-- start of Data section --

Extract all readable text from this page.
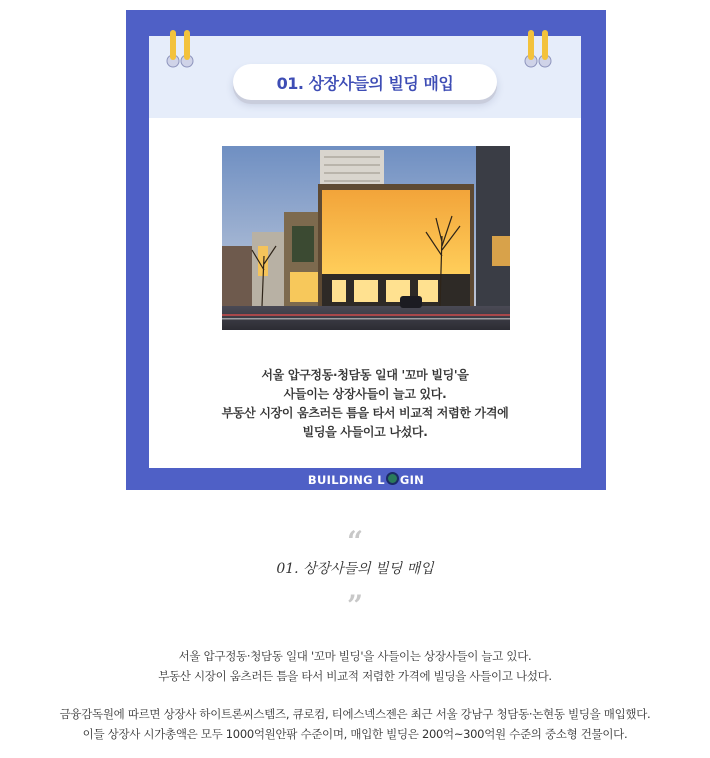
01. 상장사들의 빌딩 매입
서울 압구정동·청담동 일대 '꼬마 빌딩'을
사들이는 상장사들이 늘고 있다.
부동산 시장이 움츠러든 틈을 타서 비교적 저렴한 가격에
빌딩을 사들이고 나섰다.
BUILDING L GIN
“
01. 상장사들의 빌딩 매입
”
서울 압구정동·청담동 일대 '꼬마 빌딩'을 사들이는 상장사들이 늘고 있다.
부동산 시장이 움츠러든 틈을 타서 비교적 저렴한 가격에 빌딩을 사들이고 나섰다.
금융감독원에 따르면 상장사 하이트론씨스템즈, 큐로컴, 티에스넥스젠은 최근 서울 강남구 청담동·논현동 빌딩을 매입했다.
이들 상장사 시가총액은 모두 1000억원안팎 수준이며, 매입한 빌딩은 200억~300억원 수준의 중소형 건물이다.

-- end of Data section --

Goal of the exercise » Write out the full set of lines verbatim, without the pictures.

Final answer »
Extract all readable text from this page.
01. 상장사들의 빌딩 매입
서울 압구정동·청담동 일대 '꼬마 빌딩'을
사들이는 상장사들이 늘고 있다.
부동산 시장이 움츠러든 틈을 타서 비교적 저렴한 가격에
빌딩을 사들이고 나섰다.
BUILDING L GIN
“
01. 상장사들의 빌딩 매입
”
서울 압구정동·청담동 일대 '꼬마 빌딩'을 사들이는 상장사들이 늘고 있다.
부동산 시장이 움츠러든 틈을 타서 비교적 저렴한 가격에 빌딩을 사들이고 나섰다.
금융감독원에 따르면 상장사 하이트론씨스템즈, 큐로컴, 티에스넥스젠은 최근 서울 강남구 청담동·논현동 빌딩을 매입했다.
이들 상장사 시가총액은 모두 1000억원안팎 수준이며, 매입한 빌딩은 200억~300억원 수준의 중소형 건물이다.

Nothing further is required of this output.